Using the data below, gather each line that includes the word "enough".

....

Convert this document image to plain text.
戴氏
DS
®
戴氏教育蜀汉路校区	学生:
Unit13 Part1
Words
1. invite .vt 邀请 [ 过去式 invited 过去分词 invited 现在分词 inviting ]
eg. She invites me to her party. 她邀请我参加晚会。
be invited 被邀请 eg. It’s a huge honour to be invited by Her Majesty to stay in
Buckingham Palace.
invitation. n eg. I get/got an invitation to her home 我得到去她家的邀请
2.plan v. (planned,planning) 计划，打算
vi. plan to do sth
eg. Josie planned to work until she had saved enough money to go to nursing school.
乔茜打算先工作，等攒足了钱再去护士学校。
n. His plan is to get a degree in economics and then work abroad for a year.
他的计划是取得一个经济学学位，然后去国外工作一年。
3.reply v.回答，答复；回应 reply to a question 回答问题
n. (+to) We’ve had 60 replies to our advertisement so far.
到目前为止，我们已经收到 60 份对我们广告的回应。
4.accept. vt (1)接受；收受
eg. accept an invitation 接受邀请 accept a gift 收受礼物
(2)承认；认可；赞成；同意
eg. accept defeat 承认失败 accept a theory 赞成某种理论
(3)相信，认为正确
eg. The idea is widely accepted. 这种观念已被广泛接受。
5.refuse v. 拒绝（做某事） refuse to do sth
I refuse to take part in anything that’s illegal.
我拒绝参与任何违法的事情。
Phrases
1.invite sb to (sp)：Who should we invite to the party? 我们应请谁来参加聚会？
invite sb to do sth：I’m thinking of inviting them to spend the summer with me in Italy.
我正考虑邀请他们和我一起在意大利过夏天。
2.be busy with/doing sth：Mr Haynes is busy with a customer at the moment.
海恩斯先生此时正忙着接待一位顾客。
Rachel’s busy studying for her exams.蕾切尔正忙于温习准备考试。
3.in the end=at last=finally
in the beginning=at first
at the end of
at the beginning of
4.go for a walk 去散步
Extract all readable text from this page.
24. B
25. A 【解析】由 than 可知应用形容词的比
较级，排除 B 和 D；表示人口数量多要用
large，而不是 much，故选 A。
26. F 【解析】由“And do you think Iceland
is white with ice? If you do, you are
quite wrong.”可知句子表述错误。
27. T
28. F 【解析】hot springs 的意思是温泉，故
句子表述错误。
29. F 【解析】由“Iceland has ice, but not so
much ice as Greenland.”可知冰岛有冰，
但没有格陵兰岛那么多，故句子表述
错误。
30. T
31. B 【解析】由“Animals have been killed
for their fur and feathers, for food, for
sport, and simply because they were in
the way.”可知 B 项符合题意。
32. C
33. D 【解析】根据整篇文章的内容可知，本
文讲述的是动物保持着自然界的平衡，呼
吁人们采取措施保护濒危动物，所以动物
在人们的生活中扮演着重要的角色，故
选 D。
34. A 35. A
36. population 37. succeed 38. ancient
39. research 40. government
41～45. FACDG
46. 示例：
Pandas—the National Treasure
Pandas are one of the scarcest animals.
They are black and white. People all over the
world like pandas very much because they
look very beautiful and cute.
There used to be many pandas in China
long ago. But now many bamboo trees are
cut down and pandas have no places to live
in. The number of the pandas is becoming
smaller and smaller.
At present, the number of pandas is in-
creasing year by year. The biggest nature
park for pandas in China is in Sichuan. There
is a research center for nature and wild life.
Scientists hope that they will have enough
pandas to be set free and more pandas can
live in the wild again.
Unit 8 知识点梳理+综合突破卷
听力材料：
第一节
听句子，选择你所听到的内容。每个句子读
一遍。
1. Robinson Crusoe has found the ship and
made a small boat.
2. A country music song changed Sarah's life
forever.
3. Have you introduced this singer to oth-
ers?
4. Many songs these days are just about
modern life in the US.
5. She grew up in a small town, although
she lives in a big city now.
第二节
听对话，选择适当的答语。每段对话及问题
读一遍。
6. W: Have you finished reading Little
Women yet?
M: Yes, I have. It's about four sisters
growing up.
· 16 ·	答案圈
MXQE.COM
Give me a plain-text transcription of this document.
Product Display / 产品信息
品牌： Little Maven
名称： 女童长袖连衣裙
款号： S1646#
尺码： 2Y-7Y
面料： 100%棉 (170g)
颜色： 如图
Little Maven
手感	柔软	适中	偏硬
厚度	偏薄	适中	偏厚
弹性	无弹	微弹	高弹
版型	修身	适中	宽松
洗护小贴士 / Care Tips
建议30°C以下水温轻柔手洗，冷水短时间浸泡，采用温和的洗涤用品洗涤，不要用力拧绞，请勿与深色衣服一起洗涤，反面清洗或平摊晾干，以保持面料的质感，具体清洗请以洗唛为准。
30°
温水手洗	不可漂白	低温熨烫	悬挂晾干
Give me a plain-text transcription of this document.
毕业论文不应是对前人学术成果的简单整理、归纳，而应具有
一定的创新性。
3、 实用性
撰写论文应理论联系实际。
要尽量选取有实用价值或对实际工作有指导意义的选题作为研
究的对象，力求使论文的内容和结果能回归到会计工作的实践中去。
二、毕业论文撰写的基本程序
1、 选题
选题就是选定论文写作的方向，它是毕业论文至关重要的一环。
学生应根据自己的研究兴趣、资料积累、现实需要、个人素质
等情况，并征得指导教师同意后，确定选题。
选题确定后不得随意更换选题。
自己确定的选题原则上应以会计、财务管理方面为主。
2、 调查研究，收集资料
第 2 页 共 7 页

....

Correct answer:
eg. Josie planned to work until she had saved enough money to go to nursing school.
Scientists hope that they will have enough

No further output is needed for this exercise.